>> Begin Data entries
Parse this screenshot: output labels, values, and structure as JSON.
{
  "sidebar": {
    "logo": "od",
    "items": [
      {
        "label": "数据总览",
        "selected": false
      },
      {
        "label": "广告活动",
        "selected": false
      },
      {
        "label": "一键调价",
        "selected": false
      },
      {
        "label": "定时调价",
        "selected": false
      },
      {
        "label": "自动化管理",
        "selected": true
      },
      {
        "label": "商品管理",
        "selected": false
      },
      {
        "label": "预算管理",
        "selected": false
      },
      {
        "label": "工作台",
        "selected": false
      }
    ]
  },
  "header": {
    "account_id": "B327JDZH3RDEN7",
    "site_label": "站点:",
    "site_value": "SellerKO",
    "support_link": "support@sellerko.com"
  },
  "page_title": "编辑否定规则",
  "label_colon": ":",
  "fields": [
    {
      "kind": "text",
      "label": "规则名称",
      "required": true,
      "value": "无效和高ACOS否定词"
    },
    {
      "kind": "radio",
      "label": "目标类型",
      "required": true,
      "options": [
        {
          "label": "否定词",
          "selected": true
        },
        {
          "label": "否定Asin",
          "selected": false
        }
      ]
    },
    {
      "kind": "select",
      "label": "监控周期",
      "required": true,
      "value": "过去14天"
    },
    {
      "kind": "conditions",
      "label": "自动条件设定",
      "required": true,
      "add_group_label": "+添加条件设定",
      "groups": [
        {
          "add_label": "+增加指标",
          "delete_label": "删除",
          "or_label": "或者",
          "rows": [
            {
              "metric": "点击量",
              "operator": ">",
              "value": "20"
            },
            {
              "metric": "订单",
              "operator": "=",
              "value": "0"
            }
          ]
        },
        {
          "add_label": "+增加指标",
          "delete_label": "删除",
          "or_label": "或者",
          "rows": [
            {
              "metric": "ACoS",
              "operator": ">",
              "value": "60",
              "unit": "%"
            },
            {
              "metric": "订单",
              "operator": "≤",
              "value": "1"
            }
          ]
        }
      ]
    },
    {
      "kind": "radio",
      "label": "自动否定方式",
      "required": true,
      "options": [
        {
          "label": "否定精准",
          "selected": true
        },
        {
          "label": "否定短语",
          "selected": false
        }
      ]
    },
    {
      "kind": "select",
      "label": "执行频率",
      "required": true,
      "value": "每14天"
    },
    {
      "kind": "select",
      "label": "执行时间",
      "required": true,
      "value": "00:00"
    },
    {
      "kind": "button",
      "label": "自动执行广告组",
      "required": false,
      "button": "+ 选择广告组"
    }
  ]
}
>> End Data entries
What you will do
Copy the entries above exactly, leaving none out.

Output below
Parse this screenshot: output labels, values, and structure as JSON.
{
  "sidebar": {
    "logo": "od",
    "items": [
      {
        "label": "数据总览",
        "selected": false
      },
      {
        "label": "广告活动",
        "selected": false
      },
      {
        "label": "一键调价",
        "selected": false
      },
      {
        "label": "定时调价",
        "selected": false
      },
      {
        "label": "自动化管理",
        "selected": true
      },
      {
        "label": "商品管理",
        "selected": false
      },
      {
        "label": "预算管理",
        "selected": false
      },
      {
        "label": "工作台",
        "selected": false
      }
    ]
  },
  "header": {
    "account_id": "B327JDZH3RDEN7",
    "site_label": "站点:",
    "site_value": "SellerKO",
    "support_link": "support@sellerko.com"
  },
  "page_title": "编辑否定规则",
  "label_colon": ":",
  "fields": [
    {
      "kind": "text",
      "label": "规则名称",
      "required": true,
      "value": "无效和高ACOS否定词"
    },
    {
      "kind": "radio",
      "label": "目标类型",
      "required": true,
      "options": [
        {
          "label": "否定词",
          "selected": true
        },
        {
          "label": "否定Asin",
          "selected": false
        }
      ]
    },
    {
      "kind": "select",
      "label": "监控周期",
      "required": true,
      "value": "过去14天"
    },
    {
      "kind": "conditions",
      "label": "自动条件设定",
      "required": true,
      "add_group_label": "+添加条件设定",
      "groups": [
        {
          "add_label": "+增加指标",
          "delete_label": "删除",
          "or_label": "或者",
          "rows": [
            {
              "metric": "点击量",
              "operator": ">",
              "value": "20"
            },
            {
              "metric": "订单",
              "operator": "=",
              "value": "0"
            }
          ]
        },
        {
          "add_label": "+增加指标",
          "delete_label": "删除",
          "or_label": "或者",
          "rows": [
            {
              "metric": "ACoS",
              "operator": ">",
              "value": "60",
              "unit": "%"
            },
            {
              "metric": "订单",
              "operator": "≤",
              "value": "1"
            }
          ]
        }
      ]
    },
    {
      "kind": "radio",
      "label": "自动否定方式",
      "required": true,
      "options": [
        {
          "label": "否定精准",
          "selected": true
        },
        {
          "label": "否定短语",
          "selected": false
        }
      ]
    },
    {
      "kind": "select",
      "label": "执行频率",
      "required": true,
      "value": "每14天"
    },
    {
      "kind": "select",
      "label": "执行时间",
      "required": true,
      "value": "00:00"
    },
    {
      "kind": "button",
      "label": "自动执行广告组",
      "required": false,
      "button": "+ 选择广告组"
    }
  ]
}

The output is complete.